## Data listing
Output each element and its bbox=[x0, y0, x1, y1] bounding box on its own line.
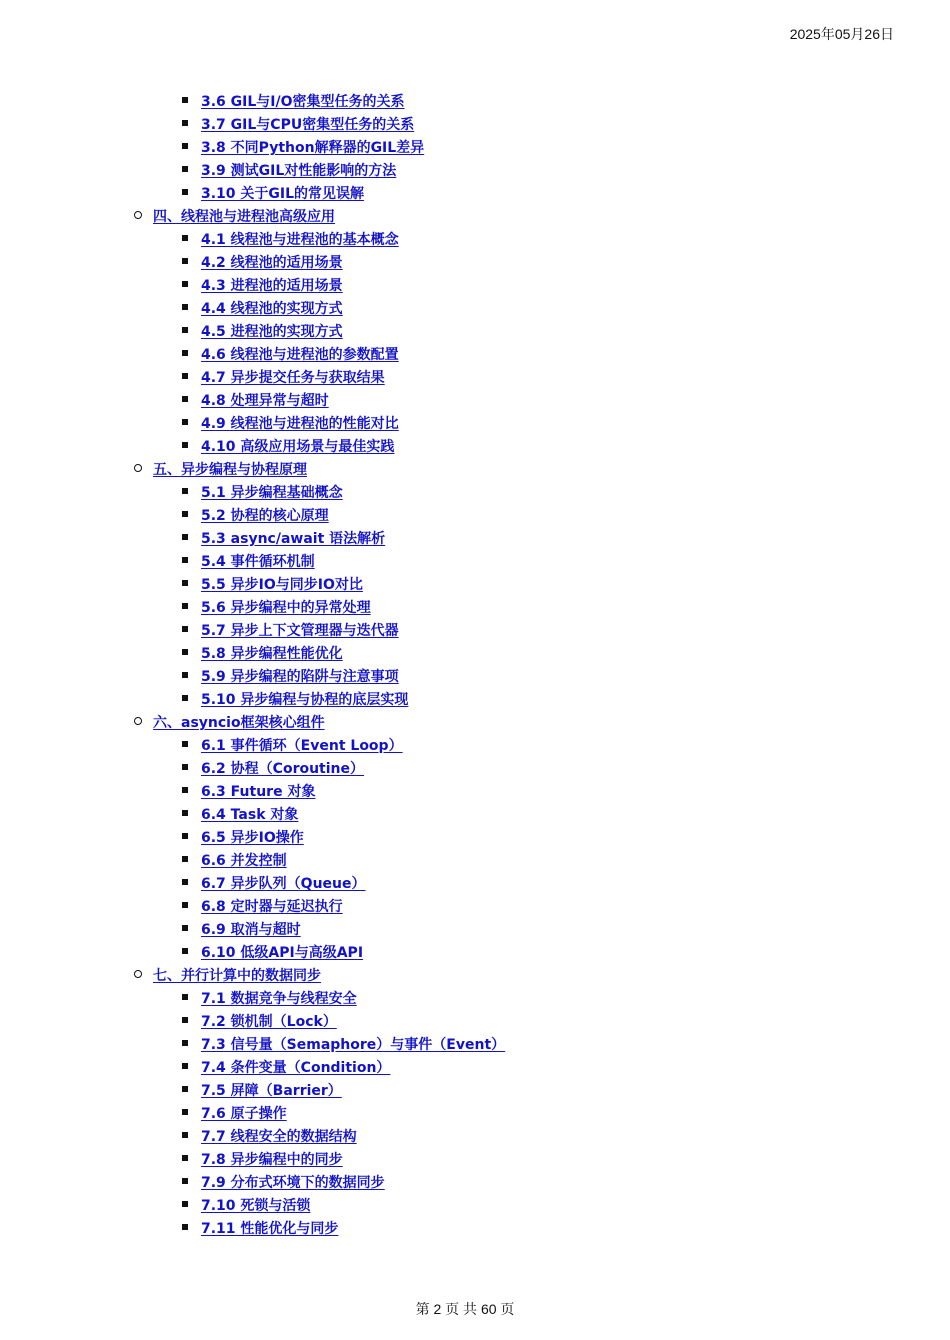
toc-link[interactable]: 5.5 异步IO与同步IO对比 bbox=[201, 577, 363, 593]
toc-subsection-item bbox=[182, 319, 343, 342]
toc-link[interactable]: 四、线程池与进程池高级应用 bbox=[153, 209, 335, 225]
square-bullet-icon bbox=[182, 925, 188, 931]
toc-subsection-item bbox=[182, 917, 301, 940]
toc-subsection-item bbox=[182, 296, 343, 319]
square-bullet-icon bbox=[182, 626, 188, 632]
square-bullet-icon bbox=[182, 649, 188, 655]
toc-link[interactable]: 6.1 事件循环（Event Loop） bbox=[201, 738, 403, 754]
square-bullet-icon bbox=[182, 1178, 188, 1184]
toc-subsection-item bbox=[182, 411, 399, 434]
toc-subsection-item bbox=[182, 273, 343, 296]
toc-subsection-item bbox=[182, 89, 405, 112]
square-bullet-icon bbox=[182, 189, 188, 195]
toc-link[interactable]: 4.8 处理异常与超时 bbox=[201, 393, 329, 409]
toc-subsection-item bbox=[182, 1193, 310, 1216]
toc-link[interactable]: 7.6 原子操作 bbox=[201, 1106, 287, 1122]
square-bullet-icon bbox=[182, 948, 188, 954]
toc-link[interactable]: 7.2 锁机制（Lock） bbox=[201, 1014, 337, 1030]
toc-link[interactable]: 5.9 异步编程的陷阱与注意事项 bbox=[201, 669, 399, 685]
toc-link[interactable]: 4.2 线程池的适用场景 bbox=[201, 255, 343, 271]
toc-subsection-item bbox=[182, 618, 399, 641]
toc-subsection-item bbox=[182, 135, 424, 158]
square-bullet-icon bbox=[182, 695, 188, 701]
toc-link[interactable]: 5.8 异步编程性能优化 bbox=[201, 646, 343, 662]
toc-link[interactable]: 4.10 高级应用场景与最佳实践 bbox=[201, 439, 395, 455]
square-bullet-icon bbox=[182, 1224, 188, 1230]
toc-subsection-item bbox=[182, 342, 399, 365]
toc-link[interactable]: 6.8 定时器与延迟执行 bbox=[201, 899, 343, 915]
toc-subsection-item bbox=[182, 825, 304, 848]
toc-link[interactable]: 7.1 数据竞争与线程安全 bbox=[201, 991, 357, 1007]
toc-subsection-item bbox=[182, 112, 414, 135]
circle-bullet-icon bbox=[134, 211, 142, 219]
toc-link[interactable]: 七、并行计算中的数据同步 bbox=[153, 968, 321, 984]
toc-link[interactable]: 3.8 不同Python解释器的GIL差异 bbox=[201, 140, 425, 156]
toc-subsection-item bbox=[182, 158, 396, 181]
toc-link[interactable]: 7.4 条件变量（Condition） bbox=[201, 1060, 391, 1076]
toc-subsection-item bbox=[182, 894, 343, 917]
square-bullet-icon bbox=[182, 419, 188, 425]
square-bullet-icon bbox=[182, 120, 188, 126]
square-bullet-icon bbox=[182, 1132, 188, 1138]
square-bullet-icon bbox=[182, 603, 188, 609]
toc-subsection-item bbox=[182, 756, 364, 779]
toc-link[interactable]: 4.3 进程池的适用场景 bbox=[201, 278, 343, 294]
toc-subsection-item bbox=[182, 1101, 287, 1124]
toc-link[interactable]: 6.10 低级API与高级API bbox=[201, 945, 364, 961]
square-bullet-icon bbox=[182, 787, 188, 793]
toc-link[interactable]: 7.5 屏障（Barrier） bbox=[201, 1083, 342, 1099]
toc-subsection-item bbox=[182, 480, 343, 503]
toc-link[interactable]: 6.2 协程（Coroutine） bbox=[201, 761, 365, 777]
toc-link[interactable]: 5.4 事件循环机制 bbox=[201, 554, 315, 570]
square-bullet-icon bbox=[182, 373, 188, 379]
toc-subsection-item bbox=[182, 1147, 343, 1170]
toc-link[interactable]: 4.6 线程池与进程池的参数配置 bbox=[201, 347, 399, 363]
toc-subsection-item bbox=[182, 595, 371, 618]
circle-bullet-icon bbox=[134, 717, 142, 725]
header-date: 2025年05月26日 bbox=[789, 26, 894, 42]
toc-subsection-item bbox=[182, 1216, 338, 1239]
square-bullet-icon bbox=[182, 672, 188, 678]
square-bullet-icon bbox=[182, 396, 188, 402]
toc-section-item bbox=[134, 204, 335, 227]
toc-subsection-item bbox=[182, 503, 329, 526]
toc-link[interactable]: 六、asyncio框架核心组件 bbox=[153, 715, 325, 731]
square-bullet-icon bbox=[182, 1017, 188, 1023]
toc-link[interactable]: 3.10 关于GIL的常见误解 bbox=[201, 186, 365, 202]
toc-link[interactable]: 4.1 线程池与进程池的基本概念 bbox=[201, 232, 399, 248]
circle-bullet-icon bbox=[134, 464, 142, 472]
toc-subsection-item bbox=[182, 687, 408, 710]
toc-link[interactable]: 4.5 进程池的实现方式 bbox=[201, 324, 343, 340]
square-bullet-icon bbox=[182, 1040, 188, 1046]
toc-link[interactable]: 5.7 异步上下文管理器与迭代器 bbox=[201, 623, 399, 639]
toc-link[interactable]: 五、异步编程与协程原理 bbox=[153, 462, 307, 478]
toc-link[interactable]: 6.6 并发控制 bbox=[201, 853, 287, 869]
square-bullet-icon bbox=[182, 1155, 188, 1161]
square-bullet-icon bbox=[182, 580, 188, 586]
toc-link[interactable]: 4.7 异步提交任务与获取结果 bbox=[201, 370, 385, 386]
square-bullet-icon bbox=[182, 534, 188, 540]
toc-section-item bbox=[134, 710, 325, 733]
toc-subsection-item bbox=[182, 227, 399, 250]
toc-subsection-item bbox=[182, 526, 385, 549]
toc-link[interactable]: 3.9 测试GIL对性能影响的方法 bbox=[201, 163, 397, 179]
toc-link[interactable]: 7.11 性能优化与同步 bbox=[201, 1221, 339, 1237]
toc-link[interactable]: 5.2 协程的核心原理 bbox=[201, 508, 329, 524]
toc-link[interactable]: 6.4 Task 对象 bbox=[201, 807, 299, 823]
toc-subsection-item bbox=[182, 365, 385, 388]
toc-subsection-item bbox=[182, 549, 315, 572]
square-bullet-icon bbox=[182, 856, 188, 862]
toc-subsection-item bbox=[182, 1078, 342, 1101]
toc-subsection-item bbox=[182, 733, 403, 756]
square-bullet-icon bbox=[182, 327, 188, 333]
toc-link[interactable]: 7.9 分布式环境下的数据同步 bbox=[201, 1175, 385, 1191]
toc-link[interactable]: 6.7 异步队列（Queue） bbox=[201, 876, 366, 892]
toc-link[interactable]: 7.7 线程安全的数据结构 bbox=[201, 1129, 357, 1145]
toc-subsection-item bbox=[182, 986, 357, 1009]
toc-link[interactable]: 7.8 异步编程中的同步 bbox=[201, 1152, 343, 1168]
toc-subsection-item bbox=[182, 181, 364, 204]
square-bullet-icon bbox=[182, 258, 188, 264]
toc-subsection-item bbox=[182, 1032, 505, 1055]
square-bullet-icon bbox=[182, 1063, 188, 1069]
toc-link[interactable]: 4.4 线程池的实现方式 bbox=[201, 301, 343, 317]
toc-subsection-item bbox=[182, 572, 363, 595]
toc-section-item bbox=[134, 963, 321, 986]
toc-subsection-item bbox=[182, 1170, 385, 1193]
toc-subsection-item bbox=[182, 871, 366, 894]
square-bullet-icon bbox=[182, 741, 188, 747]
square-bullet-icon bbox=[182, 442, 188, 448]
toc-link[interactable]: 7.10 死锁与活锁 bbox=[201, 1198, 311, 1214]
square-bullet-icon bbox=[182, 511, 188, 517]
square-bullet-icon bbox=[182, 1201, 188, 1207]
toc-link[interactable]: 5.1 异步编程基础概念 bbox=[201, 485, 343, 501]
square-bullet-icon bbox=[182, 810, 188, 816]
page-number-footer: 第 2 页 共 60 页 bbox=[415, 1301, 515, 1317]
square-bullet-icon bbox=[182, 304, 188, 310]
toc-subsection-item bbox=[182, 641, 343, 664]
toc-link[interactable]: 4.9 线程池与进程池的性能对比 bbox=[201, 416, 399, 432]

## Written exercise
Print each line of the data exactly as it stands, beginning at the line that contains "toc-link[interactable]: 5.5 异步IO与同步IO对比" and stopping after the line that contains "toc-link[interactable]: 5.8 异步编程性能优化".

## Exercise output
toc-link[interactable]: 5.5 异步IO与同步IO对比 bbox=[201, 577, 363, 593]
toc-subsection-item bbox=[182, 319, 343, 342]
toc-link[interactable]: 四、线程池与进程池高级应用 bbox=[153, 209, 335, 225]
square-bullet-icon bbox=[182, 925, 188, 931]
toc-subsection-item bbox=[182, 917, 301, 940]
toc-subsection-item bbox=[182, 296, 343, 319]
square-bullet-icon bbox=[182, 626, 188, 632]
square-bullet-icon bbox=[182, 649, 188, 655]
toc-link[interactable]: 6.1 事件循环（Event Loop） bbox=[201, 738, 403, 754]
square-bullet-icon bbox=[182, 1178, 188, 1184]
toc-subsection-item bbox=[182, 411, 399, 434]
toc-subsection-item bbox=[182, 273, 343, 296]
toc-subsection-item bbox=[182, 89, 405, 112]
square-bullet-icon bbox=[182, 189, 188, 195]
toc-link[interactable]: 4.8 处理异常与超时 bbox=[201, 393, 329, 409]
toc-subsection-item bbox=[182, 1193, 310, 1216]
toc-link[interactable]: 7.6 原子操作 bbox=[201, 1106, 287, 1122]
square-bullet-icon bbox=[182, 948, 188, 954]
toc-link[interactable]: 7.2 锁机制（Lock） bbox=[201, 1014, 337, 1030]
toc-link[interactable]: 5.9 异步编程的陷阱与注意事项 bbox=[201, 669, 399, 685]
toc-link[interactable]: 4.2 线程池的适用场景 bbox=[201, 255, 343, 271]
toc-subsection-item bbox=[182, 618, 399, 641]
toc-subsection-item bbox=[182, 135, 424, 158]
square-bullet-icon bbox=[182, 695, 188, 701]
toc-link[interactable]: 5.8 异步编程性能优化 bbox=[201, 646, 343, 662]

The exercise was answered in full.